=== RECORD SET ===

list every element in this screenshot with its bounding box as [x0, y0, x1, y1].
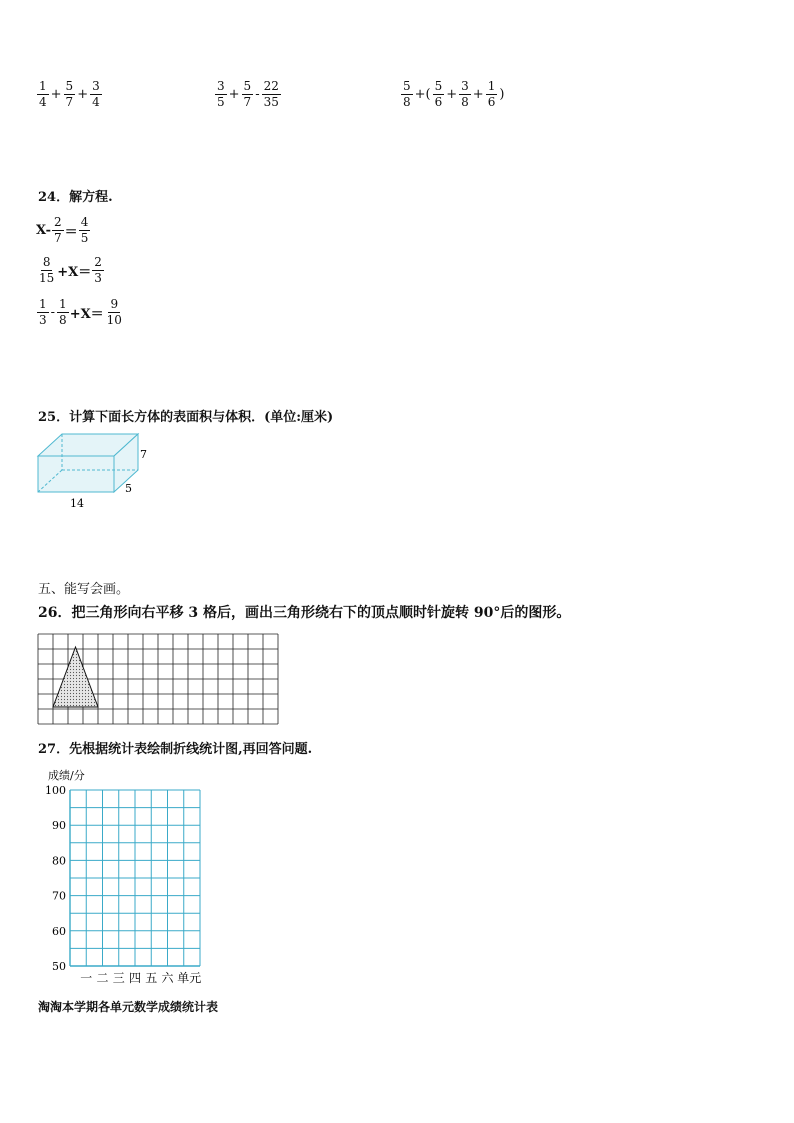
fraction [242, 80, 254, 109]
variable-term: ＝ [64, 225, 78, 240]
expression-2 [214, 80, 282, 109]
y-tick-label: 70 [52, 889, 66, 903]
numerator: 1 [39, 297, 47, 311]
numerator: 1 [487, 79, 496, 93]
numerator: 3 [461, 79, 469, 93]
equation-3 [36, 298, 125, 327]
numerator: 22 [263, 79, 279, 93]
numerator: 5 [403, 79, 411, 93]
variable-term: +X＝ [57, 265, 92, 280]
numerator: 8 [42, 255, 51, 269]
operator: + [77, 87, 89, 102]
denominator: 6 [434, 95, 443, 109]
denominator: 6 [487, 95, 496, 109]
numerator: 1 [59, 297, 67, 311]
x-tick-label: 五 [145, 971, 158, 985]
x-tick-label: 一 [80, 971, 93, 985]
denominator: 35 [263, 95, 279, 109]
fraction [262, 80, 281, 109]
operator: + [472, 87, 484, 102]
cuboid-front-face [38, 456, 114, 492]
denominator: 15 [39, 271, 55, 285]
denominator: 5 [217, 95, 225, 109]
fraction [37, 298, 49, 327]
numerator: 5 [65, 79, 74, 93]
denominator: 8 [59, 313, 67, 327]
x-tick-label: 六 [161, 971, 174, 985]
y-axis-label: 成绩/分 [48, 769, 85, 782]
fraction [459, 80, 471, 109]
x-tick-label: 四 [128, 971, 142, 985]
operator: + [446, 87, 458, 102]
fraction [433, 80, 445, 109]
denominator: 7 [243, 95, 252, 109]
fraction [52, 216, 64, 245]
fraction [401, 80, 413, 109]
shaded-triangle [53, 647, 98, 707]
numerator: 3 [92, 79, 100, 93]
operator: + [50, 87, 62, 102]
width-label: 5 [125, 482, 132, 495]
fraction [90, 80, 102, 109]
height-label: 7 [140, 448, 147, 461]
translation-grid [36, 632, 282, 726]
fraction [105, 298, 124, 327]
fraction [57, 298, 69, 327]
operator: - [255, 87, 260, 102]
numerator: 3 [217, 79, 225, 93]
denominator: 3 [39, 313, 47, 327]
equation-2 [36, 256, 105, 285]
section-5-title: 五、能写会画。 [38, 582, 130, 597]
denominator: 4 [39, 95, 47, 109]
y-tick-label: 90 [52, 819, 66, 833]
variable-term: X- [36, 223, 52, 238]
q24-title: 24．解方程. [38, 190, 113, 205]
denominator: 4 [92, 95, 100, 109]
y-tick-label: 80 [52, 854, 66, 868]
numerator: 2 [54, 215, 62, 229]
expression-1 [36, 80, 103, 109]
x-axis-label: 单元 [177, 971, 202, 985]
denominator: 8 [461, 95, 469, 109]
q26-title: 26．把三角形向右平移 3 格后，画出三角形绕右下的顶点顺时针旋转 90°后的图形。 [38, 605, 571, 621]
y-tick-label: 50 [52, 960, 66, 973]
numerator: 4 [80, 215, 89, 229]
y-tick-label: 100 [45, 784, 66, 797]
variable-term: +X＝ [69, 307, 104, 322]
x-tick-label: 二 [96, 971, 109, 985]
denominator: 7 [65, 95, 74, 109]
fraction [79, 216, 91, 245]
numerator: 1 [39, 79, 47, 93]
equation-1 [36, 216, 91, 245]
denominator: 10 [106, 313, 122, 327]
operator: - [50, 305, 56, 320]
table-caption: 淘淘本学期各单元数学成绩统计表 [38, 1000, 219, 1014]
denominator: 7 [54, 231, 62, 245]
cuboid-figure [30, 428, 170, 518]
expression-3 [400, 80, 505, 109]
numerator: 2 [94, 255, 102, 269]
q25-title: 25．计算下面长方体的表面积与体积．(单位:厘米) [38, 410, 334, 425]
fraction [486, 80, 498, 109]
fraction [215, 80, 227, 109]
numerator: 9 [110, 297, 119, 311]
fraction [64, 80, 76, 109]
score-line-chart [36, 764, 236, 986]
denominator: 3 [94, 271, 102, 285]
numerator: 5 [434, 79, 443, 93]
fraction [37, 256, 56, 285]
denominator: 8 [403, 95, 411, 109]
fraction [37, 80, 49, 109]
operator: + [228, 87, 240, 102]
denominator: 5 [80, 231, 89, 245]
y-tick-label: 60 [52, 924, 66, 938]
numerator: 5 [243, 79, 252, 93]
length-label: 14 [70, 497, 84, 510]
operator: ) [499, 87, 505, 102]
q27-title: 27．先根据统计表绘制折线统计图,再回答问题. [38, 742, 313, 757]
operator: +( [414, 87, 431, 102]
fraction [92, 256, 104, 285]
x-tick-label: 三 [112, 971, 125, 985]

===
=== RECORD SET ===

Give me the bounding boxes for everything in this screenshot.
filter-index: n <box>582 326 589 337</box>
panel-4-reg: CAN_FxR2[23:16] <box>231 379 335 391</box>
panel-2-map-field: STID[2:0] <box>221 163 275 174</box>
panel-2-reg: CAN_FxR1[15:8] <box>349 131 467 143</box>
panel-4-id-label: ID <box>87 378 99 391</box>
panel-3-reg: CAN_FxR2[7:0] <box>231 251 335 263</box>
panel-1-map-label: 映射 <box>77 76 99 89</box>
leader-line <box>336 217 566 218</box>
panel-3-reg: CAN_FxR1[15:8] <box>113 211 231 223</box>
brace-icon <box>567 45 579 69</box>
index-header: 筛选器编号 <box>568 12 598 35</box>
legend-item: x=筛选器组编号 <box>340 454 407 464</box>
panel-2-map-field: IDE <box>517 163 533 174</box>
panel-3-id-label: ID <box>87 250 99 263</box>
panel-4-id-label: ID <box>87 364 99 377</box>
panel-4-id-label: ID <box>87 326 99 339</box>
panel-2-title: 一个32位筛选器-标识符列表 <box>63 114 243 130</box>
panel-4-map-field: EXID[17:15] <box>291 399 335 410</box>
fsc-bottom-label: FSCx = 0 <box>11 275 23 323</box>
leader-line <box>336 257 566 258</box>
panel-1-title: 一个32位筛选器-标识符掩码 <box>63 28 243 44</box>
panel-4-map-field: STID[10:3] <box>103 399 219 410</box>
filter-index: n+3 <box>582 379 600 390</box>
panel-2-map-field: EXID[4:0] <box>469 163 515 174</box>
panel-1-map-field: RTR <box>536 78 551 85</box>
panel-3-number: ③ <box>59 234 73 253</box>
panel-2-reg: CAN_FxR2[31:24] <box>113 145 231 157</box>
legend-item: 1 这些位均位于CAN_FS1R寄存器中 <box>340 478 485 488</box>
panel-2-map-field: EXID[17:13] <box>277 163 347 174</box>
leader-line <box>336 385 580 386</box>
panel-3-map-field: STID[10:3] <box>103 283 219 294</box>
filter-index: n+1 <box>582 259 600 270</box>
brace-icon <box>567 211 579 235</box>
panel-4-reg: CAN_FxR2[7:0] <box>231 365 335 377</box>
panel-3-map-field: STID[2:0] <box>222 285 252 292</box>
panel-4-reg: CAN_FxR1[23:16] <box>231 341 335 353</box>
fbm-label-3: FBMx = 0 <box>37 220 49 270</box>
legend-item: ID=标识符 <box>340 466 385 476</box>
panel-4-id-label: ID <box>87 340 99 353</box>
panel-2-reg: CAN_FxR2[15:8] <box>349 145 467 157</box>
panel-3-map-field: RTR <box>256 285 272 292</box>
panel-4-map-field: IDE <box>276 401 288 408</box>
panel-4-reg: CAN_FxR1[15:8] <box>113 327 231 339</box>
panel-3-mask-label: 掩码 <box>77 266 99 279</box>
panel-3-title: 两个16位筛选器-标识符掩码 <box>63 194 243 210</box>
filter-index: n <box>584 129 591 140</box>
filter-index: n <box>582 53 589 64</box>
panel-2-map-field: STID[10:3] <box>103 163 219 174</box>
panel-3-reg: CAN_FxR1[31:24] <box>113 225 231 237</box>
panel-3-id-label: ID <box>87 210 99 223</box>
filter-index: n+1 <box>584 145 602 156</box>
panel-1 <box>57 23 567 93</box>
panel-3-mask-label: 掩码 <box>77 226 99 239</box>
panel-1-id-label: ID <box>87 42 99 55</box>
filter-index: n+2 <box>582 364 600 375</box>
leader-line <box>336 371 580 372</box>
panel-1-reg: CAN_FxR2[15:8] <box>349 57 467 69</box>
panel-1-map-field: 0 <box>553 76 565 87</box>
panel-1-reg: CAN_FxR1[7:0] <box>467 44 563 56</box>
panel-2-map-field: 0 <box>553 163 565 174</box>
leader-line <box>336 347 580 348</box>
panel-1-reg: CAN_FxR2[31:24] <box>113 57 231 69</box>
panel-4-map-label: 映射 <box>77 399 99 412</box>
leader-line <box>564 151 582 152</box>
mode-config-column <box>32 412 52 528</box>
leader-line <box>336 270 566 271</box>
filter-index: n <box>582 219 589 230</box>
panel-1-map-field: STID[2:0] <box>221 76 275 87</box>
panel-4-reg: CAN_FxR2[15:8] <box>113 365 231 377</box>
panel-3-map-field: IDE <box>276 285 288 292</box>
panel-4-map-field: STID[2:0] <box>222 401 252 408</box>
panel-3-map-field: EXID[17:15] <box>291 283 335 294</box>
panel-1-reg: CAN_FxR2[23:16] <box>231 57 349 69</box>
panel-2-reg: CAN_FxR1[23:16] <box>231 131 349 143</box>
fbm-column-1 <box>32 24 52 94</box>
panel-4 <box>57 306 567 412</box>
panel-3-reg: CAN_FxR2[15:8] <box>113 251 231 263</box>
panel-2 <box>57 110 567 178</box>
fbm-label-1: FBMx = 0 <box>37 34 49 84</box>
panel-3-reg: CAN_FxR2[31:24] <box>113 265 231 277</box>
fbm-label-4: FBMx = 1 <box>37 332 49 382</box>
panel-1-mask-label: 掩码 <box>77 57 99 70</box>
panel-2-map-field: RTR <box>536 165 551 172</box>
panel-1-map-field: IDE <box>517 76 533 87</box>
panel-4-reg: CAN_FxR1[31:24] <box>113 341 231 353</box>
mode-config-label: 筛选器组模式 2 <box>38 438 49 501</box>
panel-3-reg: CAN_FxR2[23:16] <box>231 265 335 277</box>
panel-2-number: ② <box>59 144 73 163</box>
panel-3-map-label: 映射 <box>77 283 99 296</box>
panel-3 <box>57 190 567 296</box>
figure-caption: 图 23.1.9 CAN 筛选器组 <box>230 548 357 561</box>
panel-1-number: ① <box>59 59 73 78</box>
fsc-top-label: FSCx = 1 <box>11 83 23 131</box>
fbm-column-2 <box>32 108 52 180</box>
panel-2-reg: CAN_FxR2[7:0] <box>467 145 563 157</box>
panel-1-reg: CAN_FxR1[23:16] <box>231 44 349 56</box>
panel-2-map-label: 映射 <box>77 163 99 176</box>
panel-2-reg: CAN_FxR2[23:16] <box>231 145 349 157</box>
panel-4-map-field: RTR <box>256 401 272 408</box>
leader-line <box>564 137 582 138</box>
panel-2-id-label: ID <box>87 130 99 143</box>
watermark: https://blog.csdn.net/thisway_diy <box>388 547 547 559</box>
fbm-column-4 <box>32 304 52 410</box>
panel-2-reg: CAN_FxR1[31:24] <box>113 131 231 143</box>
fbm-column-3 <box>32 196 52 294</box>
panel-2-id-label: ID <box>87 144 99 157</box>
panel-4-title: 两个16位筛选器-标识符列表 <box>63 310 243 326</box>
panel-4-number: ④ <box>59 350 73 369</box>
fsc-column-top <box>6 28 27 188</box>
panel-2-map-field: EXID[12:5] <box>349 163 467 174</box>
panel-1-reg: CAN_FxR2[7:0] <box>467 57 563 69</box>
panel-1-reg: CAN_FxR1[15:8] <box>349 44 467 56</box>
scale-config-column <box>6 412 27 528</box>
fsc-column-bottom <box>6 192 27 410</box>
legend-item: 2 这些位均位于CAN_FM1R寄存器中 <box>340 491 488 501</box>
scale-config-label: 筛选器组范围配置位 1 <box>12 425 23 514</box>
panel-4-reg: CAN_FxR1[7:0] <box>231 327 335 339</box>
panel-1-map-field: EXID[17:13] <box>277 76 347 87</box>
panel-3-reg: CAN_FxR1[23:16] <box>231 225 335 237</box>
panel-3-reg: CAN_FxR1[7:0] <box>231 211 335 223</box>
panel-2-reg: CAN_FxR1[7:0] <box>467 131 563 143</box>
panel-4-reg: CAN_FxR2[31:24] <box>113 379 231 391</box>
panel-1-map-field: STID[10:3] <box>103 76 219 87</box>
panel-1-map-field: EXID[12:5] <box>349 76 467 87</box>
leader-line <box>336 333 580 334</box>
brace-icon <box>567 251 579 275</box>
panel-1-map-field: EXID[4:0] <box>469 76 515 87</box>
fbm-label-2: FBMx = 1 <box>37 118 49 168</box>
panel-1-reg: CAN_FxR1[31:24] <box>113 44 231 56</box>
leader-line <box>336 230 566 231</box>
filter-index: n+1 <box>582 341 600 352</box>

===

(INSTRUCTIONS FOR THE TASK) Change "panel-3-reg" to "panel-3-register" in everything from the line containing "Give me the" down to the line containing "panel-2-map-field: IDE <box>517", and write those lines out again with nothing else altered.

(RESPONSE TO THIS TASK)
Give me the bounding boxes for everything in this screenshot.
filter-index: n <box>582 326 589 337</box>
panel-4-reg: CAN_FxR2[23:16] <box>231 379 335 391</box>
panel-2-map-field: STID[2:0] <box>221 163 275 174</box>
panel-2-reg: CAN_FxR1[15:8] <box>349 131 467 143</box>
panel-4-id-label: ID <box>87 378 99 391</box>
panel-3-register: CAN_FxR2[7:0] <box>231 251 335 263</box>
panel-1-map-label: 映射 <box>77 76 99 89</box>
leader-line <box>336 217 566 218</box>
panel-3-register: CAN_FxR1[15:8] <box>113 211 231 223</box>
brace-icon <box>567 45 579 69</box>
index-header: 筛选器编号 <box>568 12 598 35</box>
legend-item: x=筛选器组编号 <box>340 454 407 464</box>
panel-2-map-field: IDE <box>517 163 533 174</box>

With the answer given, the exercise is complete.